PROBLEM TO WORK ON:
Pick out the lines below that contain the string "kyseliny" and copy them all.

Data items

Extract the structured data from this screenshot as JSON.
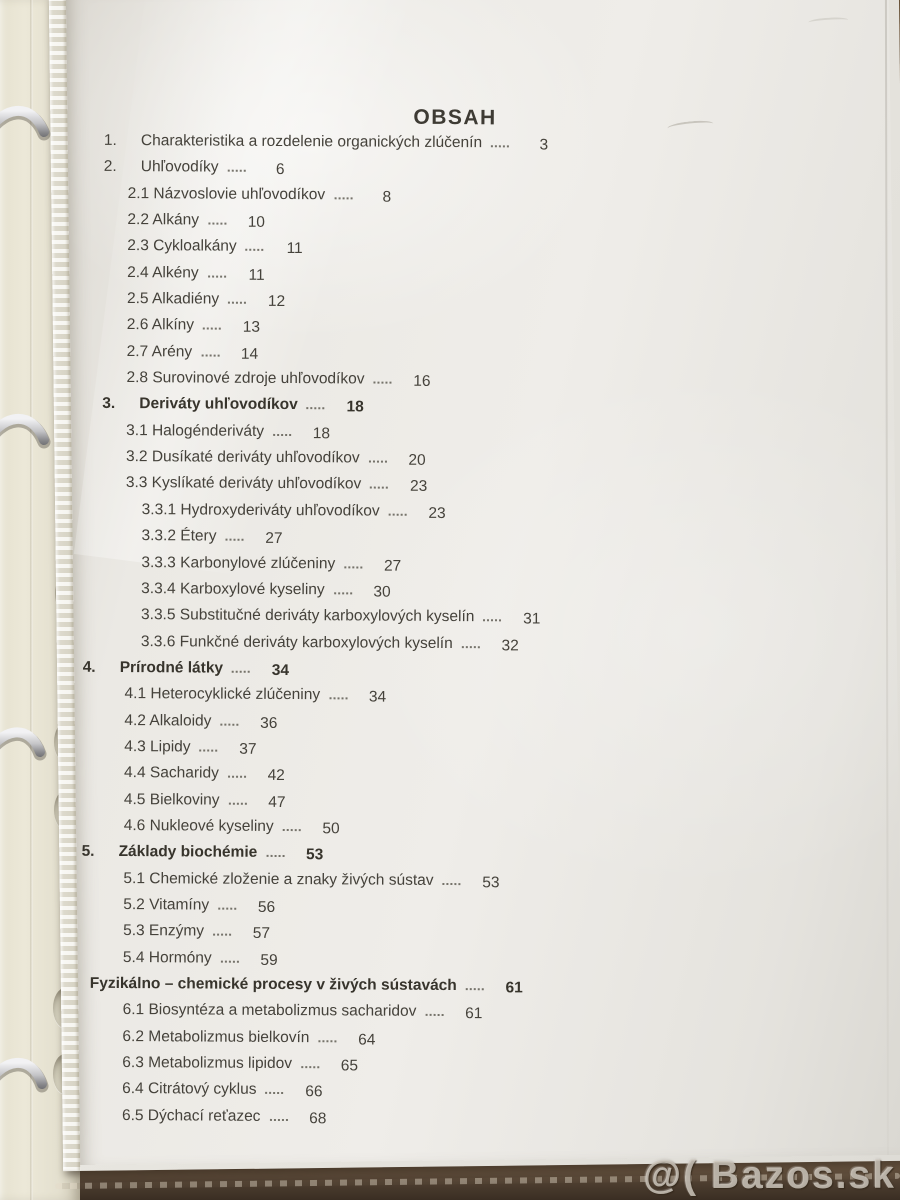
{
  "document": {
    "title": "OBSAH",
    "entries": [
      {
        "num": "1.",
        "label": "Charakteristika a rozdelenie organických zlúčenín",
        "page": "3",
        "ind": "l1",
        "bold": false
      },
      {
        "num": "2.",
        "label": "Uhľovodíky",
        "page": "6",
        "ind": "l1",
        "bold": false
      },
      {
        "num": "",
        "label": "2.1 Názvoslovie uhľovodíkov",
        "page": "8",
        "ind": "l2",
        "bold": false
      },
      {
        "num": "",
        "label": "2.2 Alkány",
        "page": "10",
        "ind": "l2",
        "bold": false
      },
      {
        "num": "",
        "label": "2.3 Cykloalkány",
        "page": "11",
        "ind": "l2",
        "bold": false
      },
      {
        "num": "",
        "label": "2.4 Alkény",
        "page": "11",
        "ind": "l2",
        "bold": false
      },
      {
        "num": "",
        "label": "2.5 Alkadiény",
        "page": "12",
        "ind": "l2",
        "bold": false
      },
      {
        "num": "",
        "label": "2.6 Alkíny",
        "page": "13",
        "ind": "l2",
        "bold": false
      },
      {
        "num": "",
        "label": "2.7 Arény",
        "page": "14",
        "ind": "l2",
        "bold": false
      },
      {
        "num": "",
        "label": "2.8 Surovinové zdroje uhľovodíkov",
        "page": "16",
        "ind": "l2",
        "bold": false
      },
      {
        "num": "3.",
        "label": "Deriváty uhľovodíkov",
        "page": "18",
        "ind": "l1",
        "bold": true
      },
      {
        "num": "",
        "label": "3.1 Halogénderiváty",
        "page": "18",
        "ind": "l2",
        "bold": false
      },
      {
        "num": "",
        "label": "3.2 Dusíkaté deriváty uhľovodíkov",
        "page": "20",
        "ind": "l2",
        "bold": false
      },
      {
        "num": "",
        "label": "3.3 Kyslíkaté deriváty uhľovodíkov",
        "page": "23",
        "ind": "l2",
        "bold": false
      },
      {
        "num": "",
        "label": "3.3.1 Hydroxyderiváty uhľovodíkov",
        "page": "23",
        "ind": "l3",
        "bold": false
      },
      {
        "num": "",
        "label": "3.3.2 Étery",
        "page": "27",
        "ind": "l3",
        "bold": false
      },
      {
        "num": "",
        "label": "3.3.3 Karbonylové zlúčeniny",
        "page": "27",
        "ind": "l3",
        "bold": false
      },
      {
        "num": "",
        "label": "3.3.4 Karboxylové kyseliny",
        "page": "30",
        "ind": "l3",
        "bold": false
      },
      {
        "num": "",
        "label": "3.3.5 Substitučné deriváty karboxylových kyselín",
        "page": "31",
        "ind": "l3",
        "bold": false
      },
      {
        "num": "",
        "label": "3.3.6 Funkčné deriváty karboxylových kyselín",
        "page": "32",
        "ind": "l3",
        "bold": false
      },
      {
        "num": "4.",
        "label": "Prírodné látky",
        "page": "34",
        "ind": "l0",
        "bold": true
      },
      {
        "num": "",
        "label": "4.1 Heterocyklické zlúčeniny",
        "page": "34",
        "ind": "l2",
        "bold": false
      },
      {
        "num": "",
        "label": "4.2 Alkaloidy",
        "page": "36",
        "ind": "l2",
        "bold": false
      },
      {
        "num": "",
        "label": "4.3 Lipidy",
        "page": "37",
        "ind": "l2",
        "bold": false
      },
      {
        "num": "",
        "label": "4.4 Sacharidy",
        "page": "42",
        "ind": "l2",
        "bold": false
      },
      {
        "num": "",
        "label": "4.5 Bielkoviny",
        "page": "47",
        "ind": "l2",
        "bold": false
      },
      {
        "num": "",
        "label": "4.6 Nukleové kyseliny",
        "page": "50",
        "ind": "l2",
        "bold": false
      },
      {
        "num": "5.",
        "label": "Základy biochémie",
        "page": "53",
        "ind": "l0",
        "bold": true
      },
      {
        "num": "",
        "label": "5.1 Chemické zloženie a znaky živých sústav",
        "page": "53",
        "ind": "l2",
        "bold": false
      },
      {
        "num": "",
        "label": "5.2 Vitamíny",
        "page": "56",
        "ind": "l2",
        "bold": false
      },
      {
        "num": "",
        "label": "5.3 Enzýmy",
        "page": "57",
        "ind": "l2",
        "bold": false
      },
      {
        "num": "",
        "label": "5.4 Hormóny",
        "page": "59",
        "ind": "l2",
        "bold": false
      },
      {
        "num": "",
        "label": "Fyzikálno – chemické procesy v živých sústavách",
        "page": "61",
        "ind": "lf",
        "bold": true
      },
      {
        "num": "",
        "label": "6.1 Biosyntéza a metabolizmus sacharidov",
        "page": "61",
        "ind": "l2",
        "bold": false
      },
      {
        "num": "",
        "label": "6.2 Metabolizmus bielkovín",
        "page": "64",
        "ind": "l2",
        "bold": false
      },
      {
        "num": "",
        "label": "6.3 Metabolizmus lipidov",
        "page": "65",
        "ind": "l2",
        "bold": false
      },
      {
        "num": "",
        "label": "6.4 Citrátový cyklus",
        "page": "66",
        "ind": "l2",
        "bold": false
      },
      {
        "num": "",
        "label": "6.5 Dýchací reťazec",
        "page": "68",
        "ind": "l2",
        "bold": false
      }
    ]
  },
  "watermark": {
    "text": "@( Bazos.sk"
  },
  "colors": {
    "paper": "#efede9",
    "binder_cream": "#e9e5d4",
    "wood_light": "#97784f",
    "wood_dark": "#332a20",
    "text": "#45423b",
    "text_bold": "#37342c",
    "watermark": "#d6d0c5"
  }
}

* * *

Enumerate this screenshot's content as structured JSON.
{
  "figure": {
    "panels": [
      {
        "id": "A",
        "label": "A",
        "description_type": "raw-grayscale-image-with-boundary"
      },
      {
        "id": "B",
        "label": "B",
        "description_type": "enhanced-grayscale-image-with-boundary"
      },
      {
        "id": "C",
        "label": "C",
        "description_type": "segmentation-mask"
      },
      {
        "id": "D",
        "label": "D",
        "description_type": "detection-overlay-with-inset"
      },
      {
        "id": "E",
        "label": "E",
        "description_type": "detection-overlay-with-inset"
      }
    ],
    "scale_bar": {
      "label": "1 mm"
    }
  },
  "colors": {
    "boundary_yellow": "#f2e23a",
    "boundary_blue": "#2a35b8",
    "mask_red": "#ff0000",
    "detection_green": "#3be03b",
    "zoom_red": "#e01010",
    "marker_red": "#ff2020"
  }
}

WORKED ANSWER:
        "label": "3.3.4 Karboxylové kyseliny",
        "label": "4.6 Nukleové kyseliny",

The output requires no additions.